Begin Dataset records

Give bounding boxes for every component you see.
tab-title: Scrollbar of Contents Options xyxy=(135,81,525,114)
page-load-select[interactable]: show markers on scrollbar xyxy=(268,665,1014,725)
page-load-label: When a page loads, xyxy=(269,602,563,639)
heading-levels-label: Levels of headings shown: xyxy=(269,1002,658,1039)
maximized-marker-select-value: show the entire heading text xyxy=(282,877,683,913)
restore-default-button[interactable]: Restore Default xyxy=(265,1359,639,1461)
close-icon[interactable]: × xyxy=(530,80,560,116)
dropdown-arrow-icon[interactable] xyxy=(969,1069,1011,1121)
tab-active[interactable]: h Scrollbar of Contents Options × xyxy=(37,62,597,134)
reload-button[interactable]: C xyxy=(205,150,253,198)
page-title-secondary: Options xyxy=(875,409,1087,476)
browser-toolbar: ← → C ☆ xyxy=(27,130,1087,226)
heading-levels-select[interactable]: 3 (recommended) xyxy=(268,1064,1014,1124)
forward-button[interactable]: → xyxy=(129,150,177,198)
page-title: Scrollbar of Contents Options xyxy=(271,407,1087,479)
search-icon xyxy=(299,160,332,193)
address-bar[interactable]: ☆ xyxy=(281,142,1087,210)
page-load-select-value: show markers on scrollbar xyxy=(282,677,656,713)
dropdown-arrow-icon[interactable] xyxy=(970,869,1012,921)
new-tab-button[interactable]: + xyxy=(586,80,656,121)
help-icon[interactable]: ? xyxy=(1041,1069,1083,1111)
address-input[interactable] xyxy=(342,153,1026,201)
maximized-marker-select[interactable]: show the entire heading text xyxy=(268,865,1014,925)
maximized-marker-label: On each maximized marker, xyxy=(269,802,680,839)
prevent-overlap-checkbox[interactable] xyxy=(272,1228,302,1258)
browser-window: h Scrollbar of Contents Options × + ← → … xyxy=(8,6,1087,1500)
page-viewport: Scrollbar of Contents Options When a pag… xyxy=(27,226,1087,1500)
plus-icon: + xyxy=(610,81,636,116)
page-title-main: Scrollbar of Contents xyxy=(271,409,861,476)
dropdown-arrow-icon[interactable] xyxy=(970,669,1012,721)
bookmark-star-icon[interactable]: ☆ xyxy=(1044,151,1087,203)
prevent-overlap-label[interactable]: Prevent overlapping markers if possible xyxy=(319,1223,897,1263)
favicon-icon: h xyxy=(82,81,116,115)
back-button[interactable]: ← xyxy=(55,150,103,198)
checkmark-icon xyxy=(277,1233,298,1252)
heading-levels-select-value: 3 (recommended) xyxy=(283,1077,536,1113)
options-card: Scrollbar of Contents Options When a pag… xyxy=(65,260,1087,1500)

End Dataset records

— Given problem —
Convert the material above into a JSON list of strings, with each line as its own string and blank lines omitted.

— Exercise response —
[
  "Give bounding boxes for every component you see.",
  "tab-title: Scrollbar of Contents Options xyxy=(135,81,525,114)",
  "page-load-select[interactable]: show markers on scrollbar xyxy=(268,665,1014,725)",
  "page-load-label: When a page loads, xyxy=(269,602,563,639)",
  "heading-levels-label: Levels of headings shown: xyxy=(269,1002,658,1039)",
  "maximized-marker-select-value: show the entire heading text xyxy=(282,877,683,913)",
  "restore-default-button[interactable]: Restore Default xyxy=(265,1359,639,1461)",
  "close-icon[interactable]: × xyxy=(530,80,560,116)",
  "dropdown-arrow-icon[interactable] xyxy=(969,1069,1011,1121)",
  "tab-active[interactable]: h Scrollbar of Contents Options × xyxy=(37,62,597,134)",
  "reload-button[interactable]: C xyxy=(205,150,253,198)",
  "page-title-secondary: Options xyxy=(875,409,1087,476)",
  "browser-toolbar: ← → C ☆ xyxy=(27,130,1087,226)",
  "heading-levels-select[interactable]: 3 (recommended) xyxy=(268,1064,1014,1124)",
  "forward-button[interactable]: → xyxy=(129,150,177,198)",
  "page-title: Scrollbar of Contents Options xyxy=(271,407,1087,479)",
  "search-icon xyxy=(299,160,332,193)",
  "address-bar[interactable]: ☆ xyxy=(281,142,1087,210)",
  "page-load-select-value: show markers on scrollbar xyxy=(282,677,656,713)",
  "dropdown-arrow-icon[interactable] xyxy=(970,869,1012,921)",
  "new-tab-button[interactable]: + xyxy=(586,80,656,121)",
  "help-icon[interactable]: ? xyxy=(1041,1069,1083,1111)",
  "address-input[interactable] xyxy=(342,153,1026,201)",
  "maximized-marker-select[interactable]: show the entire heading text xyxy=(268,865,1014,925)",
  "maximized-marker-label: On each maximized marker, xyxy=(269,802,680,839)",
  "prevent-overlap-checkbox[interactable] xyxy=(272,1228,302,1258)",
  "browser-window: h Scrollbar of Contents Options × + ← → … xyxy=(8,6,1087,1500)",
  "page-viewport: Scrollbar of Contents Options When a pag… xyxy=(27,226,1087,1500)",
  "plus-icon: + xyxy=(610,81,636,116)",
  "page-title-main: Scrollbar of Contents xyxy=(271,409,861,476)",
  "dropdown-arrow-icon[interactable] xyxy=(970,669,1012,721)",
  "bookmark-star-icon[interactable]: ☆ xyxy=(1044,151,1087,203)",
  "prevent-overlap-label[interactable]: Prevent overlapping markers if possible xyxy=(319,1223,897,1263)",
  "favicon-icon: h xyxy=(82,81,116,115)",
  "back-button[interactable]: ← xyxy=(55,150,103,198)",
  "checkmark-icon xyxy=(277,1233,298,1252)",
  "heading-levels-select-value: 3 (recommended) xyxy=(283,1077,536,1113)",
  "options-card: Scrollbar of Contents Options When a pag… xyxy=(65,260,1087,1500)"
]